* _What is being asked_: Go through the data below and gather each line containing "旭川女子中学生いじめ凍死事件".

((

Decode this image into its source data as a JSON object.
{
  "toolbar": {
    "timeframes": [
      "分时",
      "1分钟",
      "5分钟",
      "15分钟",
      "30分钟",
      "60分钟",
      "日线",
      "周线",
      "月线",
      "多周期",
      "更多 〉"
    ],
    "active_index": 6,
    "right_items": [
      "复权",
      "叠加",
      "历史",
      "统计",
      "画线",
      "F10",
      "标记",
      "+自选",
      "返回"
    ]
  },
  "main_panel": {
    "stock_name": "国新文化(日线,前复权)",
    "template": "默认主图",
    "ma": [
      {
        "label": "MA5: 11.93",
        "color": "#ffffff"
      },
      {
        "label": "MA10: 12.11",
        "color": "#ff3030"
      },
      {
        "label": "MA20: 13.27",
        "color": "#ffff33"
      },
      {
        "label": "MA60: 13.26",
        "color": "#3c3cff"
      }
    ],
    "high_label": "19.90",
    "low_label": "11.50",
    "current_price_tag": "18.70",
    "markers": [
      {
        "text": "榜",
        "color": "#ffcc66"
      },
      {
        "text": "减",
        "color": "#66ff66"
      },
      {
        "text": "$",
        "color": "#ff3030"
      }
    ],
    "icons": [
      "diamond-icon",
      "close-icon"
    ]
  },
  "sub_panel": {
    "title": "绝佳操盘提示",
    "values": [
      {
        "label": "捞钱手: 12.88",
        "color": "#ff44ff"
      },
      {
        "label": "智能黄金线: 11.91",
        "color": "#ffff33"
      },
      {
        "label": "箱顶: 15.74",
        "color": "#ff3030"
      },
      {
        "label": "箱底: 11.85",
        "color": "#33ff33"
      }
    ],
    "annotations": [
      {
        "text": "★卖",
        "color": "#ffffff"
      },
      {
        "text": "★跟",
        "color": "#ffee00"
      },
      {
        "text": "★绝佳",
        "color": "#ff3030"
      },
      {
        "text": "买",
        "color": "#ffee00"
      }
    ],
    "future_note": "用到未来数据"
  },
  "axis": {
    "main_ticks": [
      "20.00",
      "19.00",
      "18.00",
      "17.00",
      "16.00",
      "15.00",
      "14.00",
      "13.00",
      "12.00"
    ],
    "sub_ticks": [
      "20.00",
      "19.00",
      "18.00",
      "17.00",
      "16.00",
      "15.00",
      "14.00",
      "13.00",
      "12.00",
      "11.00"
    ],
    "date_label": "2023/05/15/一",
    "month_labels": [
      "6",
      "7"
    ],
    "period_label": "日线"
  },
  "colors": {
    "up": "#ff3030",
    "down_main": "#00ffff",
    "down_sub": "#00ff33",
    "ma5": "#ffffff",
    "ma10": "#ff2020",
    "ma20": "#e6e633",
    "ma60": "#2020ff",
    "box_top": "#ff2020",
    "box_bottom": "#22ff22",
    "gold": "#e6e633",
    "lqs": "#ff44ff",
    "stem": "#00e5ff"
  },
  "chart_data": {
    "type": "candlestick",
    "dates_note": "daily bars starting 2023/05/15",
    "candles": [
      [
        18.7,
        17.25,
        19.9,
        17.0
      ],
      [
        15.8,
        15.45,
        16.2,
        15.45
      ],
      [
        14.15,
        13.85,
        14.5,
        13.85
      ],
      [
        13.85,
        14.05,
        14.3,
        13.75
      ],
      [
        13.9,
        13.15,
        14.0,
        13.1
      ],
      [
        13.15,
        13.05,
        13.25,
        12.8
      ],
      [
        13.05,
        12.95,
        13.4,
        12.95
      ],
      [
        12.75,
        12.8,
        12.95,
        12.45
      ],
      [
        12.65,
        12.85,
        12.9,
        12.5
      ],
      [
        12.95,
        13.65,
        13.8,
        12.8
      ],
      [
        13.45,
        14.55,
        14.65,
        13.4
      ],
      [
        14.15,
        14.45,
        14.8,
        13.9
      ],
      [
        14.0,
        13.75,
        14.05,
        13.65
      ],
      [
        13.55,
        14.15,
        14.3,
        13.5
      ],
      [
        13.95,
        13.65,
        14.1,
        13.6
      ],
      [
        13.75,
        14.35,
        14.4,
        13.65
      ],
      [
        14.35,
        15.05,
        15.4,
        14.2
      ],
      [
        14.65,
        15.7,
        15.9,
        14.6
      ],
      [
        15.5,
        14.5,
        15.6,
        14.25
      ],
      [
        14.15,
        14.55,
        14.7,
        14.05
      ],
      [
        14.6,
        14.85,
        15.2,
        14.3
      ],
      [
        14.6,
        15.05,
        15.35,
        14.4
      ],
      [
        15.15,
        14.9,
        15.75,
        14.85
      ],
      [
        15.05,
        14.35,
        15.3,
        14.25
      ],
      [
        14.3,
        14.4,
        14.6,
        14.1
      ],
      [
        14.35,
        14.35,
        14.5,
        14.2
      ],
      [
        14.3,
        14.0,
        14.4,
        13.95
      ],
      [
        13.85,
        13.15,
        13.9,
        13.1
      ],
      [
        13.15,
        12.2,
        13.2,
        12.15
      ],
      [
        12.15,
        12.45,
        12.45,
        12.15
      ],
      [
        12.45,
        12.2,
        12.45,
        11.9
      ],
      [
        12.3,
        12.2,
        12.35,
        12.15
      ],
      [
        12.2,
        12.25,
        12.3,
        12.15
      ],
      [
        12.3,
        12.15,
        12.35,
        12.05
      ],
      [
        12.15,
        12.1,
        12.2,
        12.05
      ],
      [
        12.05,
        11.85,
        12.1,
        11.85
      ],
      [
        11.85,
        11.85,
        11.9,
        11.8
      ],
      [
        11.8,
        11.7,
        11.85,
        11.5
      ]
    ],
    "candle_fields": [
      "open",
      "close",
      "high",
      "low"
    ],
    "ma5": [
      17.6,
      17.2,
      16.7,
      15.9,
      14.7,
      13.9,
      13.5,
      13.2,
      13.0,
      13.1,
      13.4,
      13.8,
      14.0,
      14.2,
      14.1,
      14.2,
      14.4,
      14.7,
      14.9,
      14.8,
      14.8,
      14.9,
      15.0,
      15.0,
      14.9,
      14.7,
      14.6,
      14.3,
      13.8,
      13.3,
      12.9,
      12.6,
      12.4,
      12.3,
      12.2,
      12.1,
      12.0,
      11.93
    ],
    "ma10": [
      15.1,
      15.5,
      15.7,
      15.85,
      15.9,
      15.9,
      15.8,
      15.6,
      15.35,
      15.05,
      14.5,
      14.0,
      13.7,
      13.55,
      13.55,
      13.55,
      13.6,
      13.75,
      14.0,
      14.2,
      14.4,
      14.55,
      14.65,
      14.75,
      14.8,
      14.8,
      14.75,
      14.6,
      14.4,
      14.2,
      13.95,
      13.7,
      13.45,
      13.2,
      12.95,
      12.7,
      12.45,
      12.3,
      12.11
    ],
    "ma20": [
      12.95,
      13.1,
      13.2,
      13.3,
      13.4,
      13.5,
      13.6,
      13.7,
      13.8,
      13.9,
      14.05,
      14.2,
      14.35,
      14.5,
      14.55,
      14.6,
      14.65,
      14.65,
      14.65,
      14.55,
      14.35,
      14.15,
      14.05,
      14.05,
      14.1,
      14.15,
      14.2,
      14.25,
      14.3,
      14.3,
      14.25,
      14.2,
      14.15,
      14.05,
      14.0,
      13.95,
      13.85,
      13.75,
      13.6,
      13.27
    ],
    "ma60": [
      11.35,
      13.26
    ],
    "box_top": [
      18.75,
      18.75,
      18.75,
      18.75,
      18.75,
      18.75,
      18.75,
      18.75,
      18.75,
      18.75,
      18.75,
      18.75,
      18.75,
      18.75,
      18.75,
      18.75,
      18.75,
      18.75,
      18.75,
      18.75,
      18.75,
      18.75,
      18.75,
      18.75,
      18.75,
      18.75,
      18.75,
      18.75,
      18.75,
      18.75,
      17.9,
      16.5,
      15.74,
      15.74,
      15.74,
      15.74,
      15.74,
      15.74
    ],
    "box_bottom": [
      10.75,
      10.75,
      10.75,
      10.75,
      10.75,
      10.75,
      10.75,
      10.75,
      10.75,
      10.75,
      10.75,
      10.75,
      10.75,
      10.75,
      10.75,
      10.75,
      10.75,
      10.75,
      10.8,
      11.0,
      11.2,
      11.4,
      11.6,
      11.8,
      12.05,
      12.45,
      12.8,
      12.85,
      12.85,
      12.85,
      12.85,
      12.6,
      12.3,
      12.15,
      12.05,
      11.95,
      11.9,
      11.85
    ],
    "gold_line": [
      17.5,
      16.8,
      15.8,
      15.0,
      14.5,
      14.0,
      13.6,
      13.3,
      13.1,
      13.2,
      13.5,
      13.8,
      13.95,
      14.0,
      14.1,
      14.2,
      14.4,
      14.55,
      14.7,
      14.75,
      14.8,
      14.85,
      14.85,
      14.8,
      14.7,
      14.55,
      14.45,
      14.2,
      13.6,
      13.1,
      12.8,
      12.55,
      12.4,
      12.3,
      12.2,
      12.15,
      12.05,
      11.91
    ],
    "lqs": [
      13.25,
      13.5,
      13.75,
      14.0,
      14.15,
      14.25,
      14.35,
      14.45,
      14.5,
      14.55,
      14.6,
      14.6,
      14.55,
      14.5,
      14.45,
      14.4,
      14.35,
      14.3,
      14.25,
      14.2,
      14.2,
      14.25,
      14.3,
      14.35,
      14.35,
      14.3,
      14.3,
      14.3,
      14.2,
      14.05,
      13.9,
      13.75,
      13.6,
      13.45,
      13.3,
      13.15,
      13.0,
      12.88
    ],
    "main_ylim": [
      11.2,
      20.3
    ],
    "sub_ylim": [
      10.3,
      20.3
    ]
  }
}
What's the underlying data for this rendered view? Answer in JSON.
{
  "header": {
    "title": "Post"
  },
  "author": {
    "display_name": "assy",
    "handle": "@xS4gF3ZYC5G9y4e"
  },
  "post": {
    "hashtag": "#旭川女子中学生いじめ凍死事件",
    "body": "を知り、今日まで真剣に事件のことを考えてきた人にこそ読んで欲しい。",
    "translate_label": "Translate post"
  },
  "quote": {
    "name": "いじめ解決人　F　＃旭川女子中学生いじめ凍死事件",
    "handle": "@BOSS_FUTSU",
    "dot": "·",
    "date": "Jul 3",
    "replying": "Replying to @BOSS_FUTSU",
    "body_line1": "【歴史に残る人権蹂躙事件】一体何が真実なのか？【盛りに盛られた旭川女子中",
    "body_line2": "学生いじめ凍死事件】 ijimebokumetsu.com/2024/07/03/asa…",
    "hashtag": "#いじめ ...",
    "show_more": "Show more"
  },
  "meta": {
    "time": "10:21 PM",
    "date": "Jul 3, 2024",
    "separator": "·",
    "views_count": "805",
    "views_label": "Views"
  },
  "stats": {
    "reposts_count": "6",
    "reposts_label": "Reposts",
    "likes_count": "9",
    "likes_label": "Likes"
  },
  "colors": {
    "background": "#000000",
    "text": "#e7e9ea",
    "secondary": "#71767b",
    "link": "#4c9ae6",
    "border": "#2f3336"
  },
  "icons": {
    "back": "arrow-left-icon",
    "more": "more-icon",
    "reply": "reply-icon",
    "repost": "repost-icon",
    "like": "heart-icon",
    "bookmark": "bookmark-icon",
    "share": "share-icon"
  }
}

))

* _The completed task_:
    "hashtag": "#旭川女子中学生いじめ凍死事件",
    "name": "いじめ解決人　F　＃旭川女子中学生いじめ凍死事件",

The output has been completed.